(Dataset items)
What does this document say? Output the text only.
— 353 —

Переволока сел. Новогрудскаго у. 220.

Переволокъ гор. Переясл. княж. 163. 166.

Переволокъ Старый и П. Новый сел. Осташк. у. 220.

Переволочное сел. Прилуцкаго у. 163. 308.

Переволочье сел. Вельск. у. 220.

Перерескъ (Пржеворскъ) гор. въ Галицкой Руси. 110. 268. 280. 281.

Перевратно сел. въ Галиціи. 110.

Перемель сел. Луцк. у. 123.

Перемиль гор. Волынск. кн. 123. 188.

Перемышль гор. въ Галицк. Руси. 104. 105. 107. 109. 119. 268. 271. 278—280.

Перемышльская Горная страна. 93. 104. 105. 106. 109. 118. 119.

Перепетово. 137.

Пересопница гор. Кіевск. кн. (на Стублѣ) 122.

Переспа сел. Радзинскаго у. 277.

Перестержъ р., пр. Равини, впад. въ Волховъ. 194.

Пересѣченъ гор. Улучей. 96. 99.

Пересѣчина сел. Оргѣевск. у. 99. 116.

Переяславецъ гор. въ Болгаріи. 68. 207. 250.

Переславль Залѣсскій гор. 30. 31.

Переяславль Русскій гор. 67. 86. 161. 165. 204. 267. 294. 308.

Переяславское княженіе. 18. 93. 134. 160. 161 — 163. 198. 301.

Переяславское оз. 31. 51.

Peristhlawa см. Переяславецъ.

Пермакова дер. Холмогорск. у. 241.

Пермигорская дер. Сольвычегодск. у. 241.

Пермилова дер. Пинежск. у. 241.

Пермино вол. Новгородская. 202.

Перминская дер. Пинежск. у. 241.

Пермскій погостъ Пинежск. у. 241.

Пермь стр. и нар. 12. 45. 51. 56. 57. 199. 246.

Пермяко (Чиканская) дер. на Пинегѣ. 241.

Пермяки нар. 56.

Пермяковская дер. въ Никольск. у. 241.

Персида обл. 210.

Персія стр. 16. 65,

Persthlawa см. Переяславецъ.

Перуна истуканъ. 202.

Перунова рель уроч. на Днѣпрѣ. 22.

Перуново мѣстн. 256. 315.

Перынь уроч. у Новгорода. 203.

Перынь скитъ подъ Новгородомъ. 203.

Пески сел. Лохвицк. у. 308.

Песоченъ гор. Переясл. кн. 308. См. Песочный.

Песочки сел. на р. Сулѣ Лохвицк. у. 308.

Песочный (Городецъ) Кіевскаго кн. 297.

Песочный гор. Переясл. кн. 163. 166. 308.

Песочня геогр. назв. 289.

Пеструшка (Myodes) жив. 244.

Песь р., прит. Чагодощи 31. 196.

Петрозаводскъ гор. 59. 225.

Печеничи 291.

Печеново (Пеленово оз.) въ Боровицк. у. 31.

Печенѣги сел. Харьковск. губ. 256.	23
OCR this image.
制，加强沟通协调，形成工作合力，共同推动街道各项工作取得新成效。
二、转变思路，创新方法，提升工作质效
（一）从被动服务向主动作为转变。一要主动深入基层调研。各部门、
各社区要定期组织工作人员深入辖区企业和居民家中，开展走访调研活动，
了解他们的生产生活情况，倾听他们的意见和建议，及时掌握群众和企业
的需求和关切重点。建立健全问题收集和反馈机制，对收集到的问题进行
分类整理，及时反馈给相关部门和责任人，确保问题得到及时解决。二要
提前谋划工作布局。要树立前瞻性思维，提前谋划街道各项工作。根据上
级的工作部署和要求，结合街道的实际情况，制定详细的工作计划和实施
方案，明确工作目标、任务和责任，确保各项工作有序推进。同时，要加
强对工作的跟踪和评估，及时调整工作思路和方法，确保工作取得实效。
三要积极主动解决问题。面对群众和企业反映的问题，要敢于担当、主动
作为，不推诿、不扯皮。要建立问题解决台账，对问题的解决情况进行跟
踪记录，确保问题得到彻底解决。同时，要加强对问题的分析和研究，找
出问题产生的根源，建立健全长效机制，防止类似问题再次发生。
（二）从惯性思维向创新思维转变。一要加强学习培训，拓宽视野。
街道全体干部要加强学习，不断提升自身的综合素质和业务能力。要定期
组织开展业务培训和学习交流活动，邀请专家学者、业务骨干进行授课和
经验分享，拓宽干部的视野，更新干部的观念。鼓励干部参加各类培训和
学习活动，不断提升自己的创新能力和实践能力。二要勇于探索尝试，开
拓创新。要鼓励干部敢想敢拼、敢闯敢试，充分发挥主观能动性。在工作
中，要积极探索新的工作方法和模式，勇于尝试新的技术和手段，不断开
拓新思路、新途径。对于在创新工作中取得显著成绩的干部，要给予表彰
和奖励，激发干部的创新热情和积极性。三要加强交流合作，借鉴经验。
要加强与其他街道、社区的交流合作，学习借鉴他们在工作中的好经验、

REQUIRED TASK ▸
Pull out all lines containing "Лохвицк".

WRITTEN SOLUTION ▸
Пески сел. Лохвицк. у. 308.
Песочки сел. на р. Сулѣ Лохвицк. у. 308.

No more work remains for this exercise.